==== Entries supplied ====

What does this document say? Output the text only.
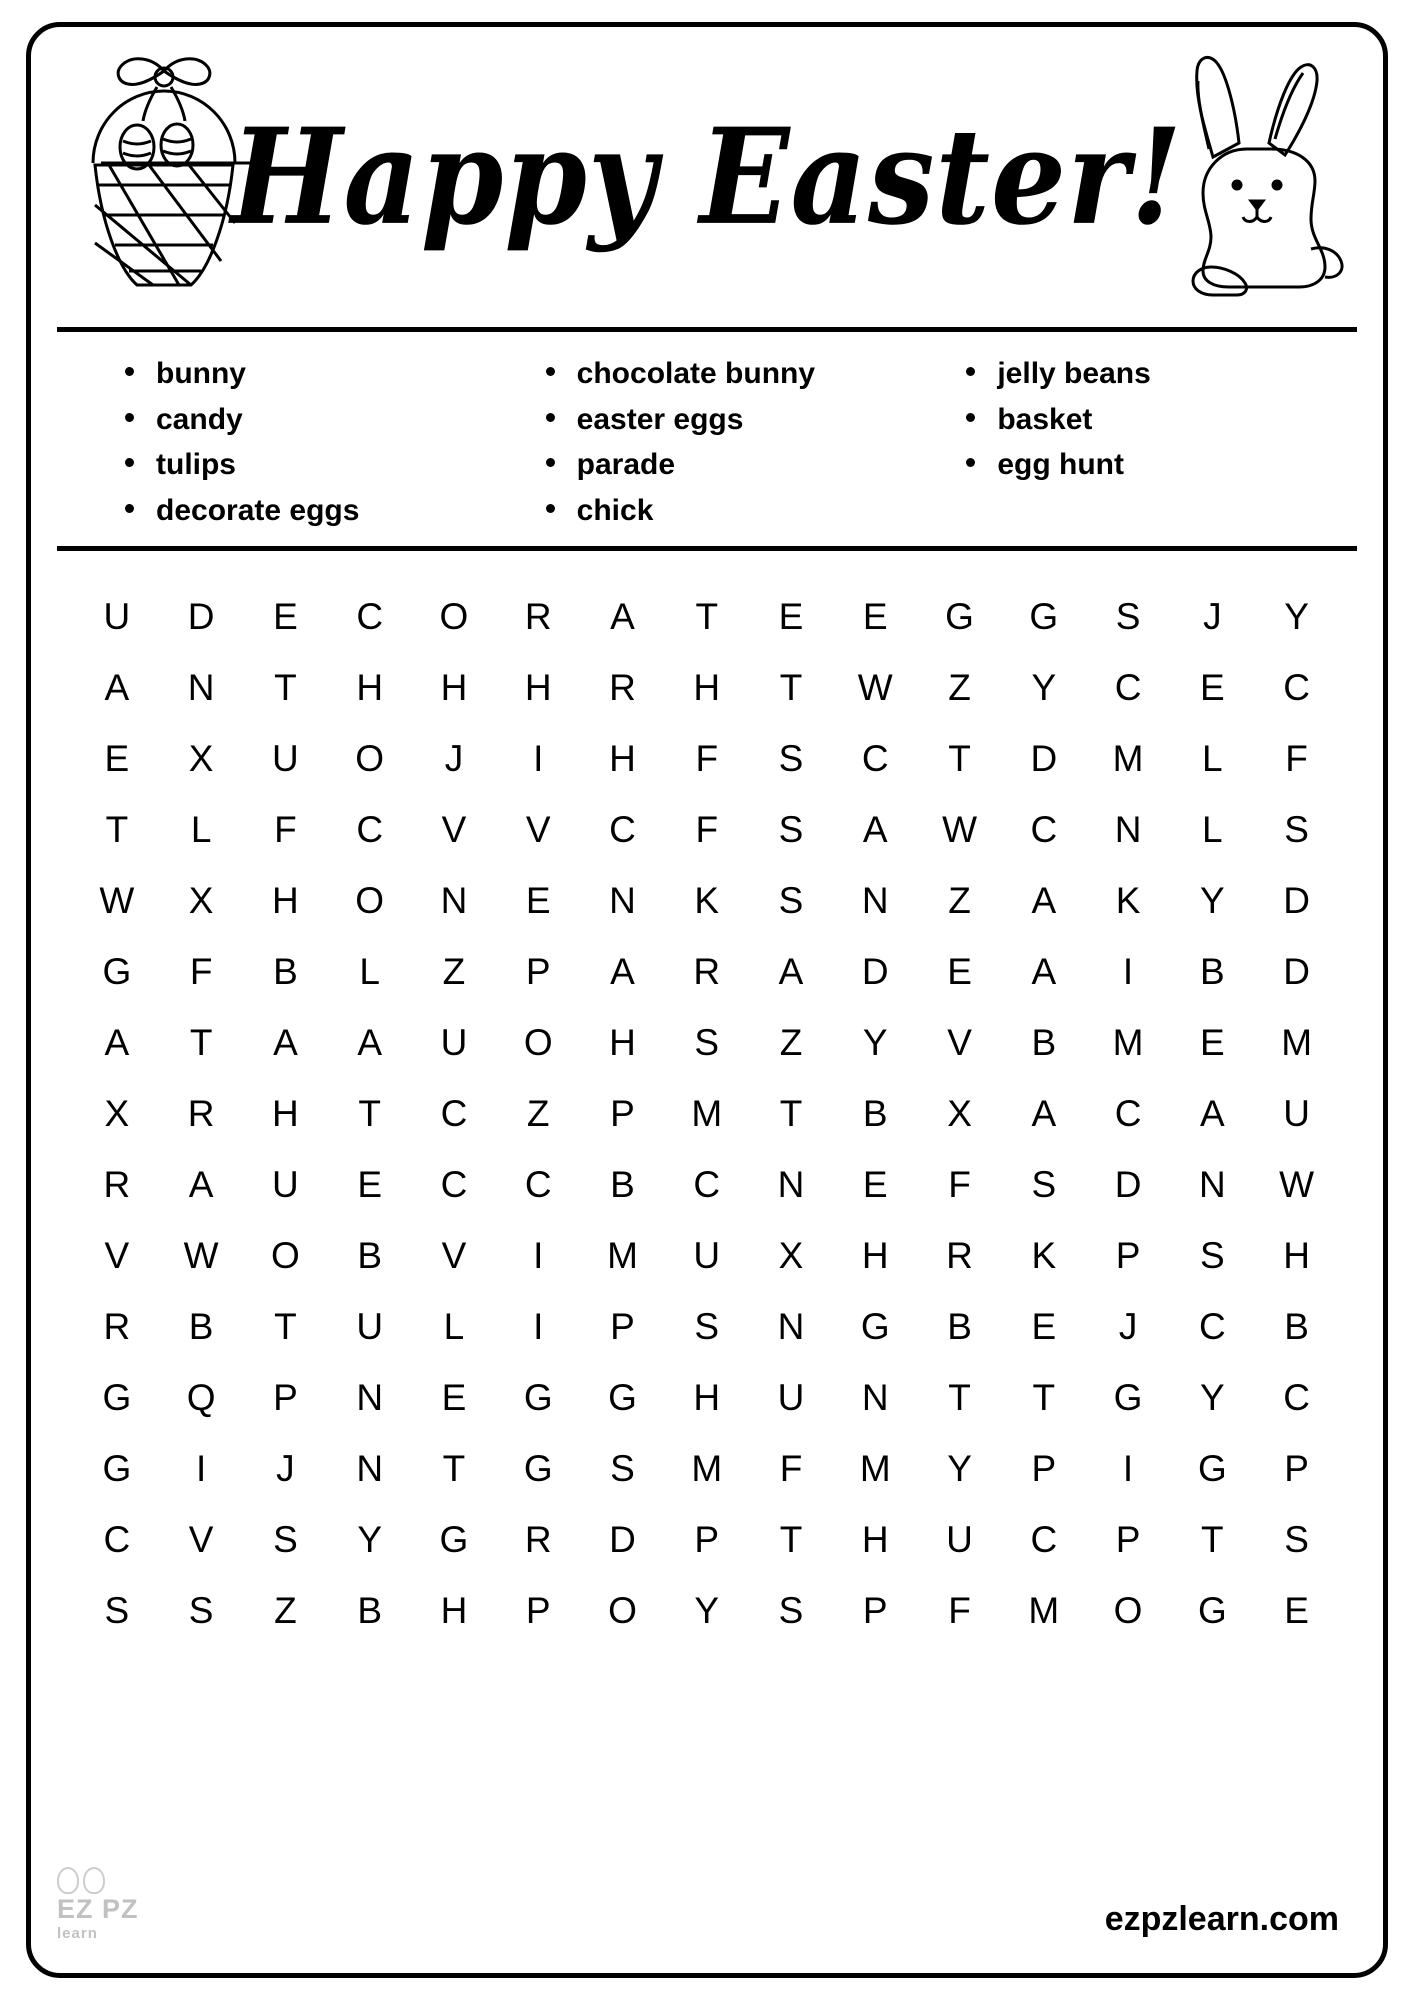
Happy Easter!
bunny
candy
tulips
decorate eggs
chocolate bunny
easter eggs
parade
chick
jelly beans
basket
egg hunt
U	D	E	C	O	R	A	T	E	E	G	G	S	J	Y
A	N	T	H	H	H	R	H	T	W	Z	Y	C	E	C
E	X	U	O	J	I	H	F	S	C	T	D	M	L	F
T	L	F	C	V	V	C	F	S	A	W	C	N	L	S
W	X	H	O	N	E	N	K	S	N	Z	A	K	Y	D
G	F	B	L	Z	P	A	R	A	D	E	A	I	B	D
A	T	A	A	U	O	H	S	Z	Y	V	B	M	E	M
X	R	H	T	C	Z	P	M	T	B	X	A	C	A	U
R	A	U	E	C	C	B	C	N	E	F	S	D	N	W
V	W	O	B	V	I	M	U	X	H	R	K	P	S	H
R	B	T	U	L	I	P	S	N	G	B	E	J	C	B
G	Q	P	N	E	G	G	H	U	N	T	T	G	Y	C
G	I	J	N	T	G	S	M	F	M	Y	P	I	G	P
C	V	S	Y	G	R	D	P	T	H	U	C	P	T	S
S	S	Z	B	H	P	O	Y	S	P	F	M	O	G	E
EZ PZ
learn	ezpzlearn.com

====

■ **What is being asked**
Quote everything in the listing above exactly; pictures are the only thing to omit.

■ **Response to the exercise**
What does this document say? Output the text only.
Happy Easter!
bunny
candy
tulips
decorate eggs
chocolate bunny
easter eggs
parade
chick
jelly beans
basket
egg hunt
U	D	E	C	O	R	A	T	E	E	G	G	S	J	Y
A	N	T	H	H	H	R	H	T	W	Z	Y	C	E	C
E	X	U	O	J	I	H	F	S	C	T	D	M	L	F
T	L	F	C	V	V	C	F	S	A	W	C	N	L	S
W	X	H	O	N	E	N	K	S	N	Z	A	K	Y	D
G	F	B	L	Z	P	A	R	A	D	E	A	I	B	D
A	T	A	A	U	O	H	S	Z	Y	V	B	M	E	M
X	R	H	T	C	Z	P	M	T	B	X	A	C	A	U
R	A	U	E	C	C	B	C	N	E	F	S	D	N	W
V	W	O	B	V	I	M	U	X	H	R	K	P	S	H
R	B	T	U	L	I	P	S	N	G	B	E	J	C	B
G	Q	P	N	E	G	G	H	U	N	T	T	G	Y	C
G	I	J	N	T	G	S	M	F	M	Y	P	I	G	P
C	V	S	Y	G	R	D	P	T	H	U	C	P	T	S
S	S	Z	B	H	P	O	Y	S	P	F	M	O	G	E
EZ PZ
learn	ezpzlearn.com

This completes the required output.